## Kutipan
Kurva ROC adalah alat visual untuk mengevaluasi performa model
klasifikasi biner.
Kurva ini menunjukkan trade-off antara Sensitivity
(TPR) dan 1 - Specificity (FPR) di berbagai
cut-off threshold. #### 1. Definisi - Sumbu Y
(Sensitivity) = True Positive Rate = \(\frac{TP}{TP + FN}\)
- Sumbu X (1 - Specificity) = False Positive Rate =
\(\frac{FP}{FP + TN}\) - Garis
diagonal: menunjukkan tebakan acak (random guess)
- Kurva mendekati pojok kiri atas: model lebih baik #### 2.
Cut-off dan Pergerakan Kurva - Cut-off rendah: -
Sensitivitas naik - Spesifisitas turun - Cut-off tinggi: - Sensitivitas
turun - Spesifisitas naik #### 3. Kurva ROC Ideal -
Naik tajam secara vertikal ke sensitivitas = 1
- Lalu bergerak horizontal ke 1 - specificity = 1
- AUC mendekati 1 #### 4. Interpretasi Luas Area (AUC)

## Data yang Diberikan
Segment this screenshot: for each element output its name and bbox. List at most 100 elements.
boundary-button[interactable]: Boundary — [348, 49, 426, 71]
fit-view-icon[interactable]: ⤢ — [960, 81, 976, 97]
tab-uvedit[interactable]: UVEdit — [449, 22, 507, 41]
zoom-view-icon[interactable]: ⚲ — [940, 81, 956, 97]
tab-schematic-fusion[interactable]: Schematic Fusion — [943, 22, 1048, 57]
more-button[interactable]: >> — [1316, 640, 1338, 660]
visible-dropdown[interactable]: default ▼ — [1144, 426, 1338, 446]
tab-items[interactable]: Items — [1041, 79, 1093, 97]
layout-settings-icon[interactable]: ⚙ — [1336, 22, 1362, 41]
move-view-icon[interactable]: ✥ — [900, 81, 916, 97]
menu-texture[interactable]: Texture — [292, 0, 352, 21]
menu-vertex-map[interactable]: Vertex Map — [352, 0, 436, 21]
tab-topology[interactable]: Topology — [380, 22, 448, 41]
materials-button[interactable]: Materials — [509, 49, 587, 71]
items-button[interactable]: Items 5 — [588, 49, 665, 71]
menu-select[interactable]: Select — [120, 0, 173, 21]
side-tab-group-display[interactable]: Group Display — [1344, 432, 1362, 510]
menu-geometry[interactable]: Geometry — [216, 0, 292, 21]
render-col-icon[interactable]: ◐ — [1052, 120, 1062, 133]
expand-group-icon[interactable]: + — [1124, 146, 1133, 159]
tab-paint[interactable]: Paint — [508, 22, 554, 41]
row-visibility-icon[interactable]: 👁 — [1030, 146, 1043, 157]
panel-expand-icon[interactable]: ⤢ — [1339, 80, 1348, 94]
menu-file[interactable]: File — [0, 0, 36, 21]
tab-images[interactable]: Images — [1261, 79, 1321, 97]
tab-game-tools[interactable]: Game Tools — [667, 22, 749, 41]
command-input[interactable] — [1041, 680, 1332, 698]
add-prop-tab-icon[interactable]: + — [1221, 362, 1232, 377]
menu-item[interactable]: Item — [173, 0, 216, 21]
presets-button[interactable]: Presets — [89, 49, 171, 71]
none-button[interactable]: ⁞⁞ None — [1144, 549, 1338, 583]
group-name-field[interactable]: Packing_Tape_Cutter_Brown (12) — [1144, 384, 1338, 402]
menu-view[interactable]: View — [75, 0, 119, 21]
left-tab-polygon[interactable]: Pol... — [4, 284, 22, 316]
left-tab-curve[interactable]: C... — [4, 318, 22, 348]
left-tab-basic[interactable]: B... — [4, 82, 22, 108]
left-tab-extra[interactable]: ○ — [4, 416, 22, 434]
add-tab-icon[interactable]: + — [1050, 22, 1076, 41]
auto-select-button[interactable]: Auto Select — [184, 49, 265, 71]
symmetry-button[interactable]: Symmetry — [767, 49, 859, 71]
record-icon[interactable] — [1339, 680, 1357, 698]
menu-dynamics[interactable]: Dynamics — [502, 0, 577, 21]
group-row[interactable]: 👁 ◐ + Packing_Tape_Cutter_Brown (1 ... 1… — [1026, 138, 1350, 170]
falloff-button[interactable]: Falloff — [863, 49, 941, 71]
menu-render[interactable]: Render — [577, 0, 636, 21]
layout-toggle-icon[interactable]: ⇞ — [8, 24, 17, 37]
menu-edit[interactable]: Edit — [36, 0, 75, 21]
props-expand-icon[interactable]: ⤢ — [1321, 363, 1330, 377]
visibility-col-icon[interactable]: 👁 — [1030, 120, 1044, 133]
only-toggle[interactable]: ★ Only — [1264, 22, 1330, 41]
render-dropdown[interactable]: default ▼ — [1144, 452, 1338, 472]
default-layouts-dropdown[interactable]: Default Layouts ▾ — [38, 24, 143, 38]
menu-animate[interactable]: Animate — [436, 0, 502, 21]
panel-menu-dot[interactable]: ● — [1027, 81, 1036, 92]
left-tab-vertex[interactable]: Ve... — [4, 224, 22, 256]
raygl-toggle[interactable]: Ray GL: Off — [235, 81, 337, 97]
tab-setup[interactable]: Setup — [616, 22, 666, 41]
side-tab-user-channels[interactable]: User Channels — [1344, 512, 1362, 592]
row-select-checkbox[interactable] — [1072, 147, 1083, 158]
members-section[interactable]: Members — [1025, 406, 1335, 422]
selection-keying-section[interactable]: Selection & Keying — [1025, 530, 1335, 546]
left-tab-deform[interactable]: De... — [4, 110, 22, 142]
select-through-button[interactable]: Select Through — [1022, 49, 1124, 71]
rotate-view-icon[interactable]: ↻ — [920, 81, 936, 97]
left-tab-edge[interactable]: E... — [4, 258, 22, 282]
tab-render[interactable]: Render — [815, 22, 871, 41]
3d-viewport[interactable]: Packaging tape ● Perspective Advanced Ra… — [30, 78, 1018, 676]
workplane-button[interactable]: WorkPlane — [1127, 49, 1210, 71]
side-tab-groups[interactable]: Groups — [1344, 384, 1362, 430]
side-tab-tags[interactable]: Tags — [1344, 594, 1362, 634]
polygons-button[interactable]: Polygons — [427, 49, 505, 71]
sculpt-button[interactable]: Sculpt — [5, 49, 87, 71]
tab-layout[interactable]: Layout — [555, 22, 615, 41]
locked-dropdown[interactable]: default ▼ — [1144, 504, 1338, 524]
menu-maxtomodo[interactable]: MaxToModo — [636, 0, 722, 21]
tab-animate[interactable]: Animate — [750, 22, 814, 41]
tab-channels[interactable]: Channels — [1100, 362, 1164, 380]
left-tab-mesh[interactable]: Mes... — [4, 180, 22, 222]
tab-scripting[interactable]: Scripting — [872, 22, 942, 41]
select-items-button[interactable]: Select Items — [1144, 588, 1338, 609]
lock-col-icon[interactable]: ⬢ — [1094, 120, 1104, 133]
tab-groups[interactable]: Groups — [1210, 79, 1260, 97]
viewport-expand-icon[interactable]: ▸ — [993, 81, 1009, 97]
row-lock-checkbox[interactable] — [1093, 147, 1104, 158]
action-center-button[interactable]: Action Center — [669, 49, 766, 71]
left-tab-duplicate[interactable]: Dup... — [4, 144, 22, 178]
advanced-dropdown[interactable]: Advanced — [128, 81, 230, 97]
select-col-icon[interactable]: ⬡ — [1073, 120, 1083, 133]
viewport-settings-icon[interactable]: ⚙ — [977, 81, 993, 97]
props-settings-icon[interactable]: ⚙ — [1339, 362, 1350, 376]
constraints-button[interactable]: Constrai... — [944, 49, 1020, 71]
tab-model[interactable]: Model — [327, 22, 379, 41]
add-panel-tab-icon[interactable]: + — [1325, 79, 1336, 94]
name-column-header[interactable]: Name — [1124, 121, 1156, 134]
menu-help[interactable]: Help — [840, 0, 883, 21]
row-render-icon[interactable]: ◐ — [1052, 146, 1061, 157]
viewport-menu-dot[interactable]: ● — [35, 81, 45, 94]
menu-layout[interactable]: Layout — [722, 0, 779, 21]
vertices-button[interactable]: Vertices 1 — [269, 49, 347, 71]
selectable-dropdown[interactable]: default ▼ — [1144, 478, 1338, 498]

## Perintah Tugas 1
Kembalikan tanpa perubahan bagian kutipan tentang kurva ROC yang dimulai dari "Kurva ROC adalah" dan berakhir pada "baik #### 2.".
## Perintah Tugas 2
Menurut kutipan tentang kurva ROC, apa yang ditunjukkan oleh kurva ini, dan apa pengaruh cut-off rendah serta cut-off tinggi terhadap sensitivitas dan spesifisitas?
Catatan yang disertakan tidak berhubungan dengan isi kutipan.

## Jawaban Latihan 1
Kurva ROC adalah alat visual untuk mengevaluasi performa model
klasifikasi biner.
Kurva ini menunjukkan trade-off antara Sensitivity
(TPR) dan 1 - Specificity (FPR) di berbagai
cut-off threshold. #### 1. Definisi - Sumbu Y
(Sensitivity) = True Positive Rate = \(\frac{TP}{TP + FN}\)
- Sumbu X (1 - Specificity) = False Positive Rate =
\(\frac{FP}{FP + TN}\) - Garis
diagonal: menunjukkan tebakan acak (random guess)
- Kurva mendekati pojok kiri atas: model lebih baik #### 2.

## Jawaban Latihan 2
Kurva ROC menunjukkan trade-off antara Sensitivity (TPR) dan 1 - Specificity (FPR) di berbagai cut-off threshold. Cut-off rendah membuat sensitivitas naik dan spesifisitas turun. Sebaliknya, cut-off tinggi membuat sensitivitas turun dan spesifisitas naik.